Tally each line where the word "value" occurs, then give only the total.

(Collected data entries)

[start]

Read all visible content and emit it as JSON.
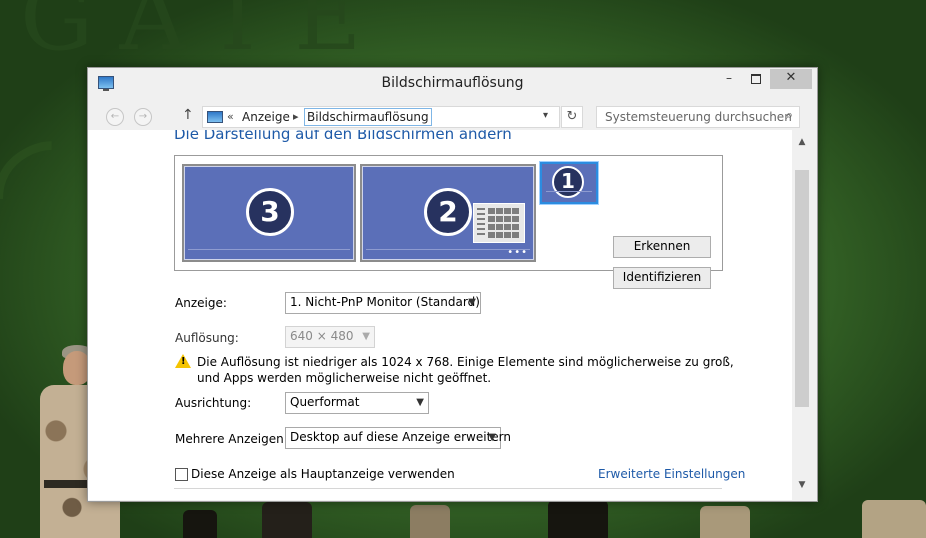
{
  "window": {
    "title": "Bildschirmauflösung",
    "controls": {
      "minimize": "–",
      "close": "✕"
    }
  },
  "navigation": {
    "back": "←",
    "forward": "→",
    "up": "↑",
    "breadcrumb_prefix": "«",
    "breadcrumb": [
      "Anzeige",
      "Bildschirmauflösung"
    ],
    "search_placeholder": "Systemsteuerung durchsuchen"
  },
  "content": {
    "heading": "Die Darstellung auf den Bildschirmen ändern",
    "monitors": [
      {
        "number": "3"
      },
      {
        "number": "2"
      },
      {
        "number": "1",
        "selected": true
      }
    ],
    "buttons": {
      "detect": "Erkennen",
      "identify": "Identifizieren"
    },
    "fields": {
      "display": {
        "label": "Anzeige:",
        "value": "1. Nicht-PnP Monitor (Standard)"
      },
      "resolution": {
        "label": "Auflösung:",
        "value": "640 × 480",
        "disabled": true
      },
      "orientation": {
        "label": "Ausrichtung:",
        "value": "Querformat"
      },
      "multiple": {
        "label": "Mehrere Anzeigen:",
        "value": "Desktop auf diese Anzeige erweitern"
      }
    },
    "warning": "Die Auflösung ist niedriger als 1024 x 768. Einige Elemente sind möglicherweise zu groß, und Apps werden möglicherweise nicht geöffnet.",
    "main_display_checkbox": {
      "label": "Diese Anzeige als Hauptanzeige verwenden",
      "checked": false
    },
    "advanced_link": "Erweiterte Einstellungen"
  },
  "desktop": {
    "wallpaper_text": "GATE"
  },
  "colors": {
    "accent": "#1e5aa8",
    "monitor_fill": "#5b6fb8",
    "selected_border": "#2b8ce0",
    "warning": "#f5c400"
  }
}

[end]

- **Full output**: 4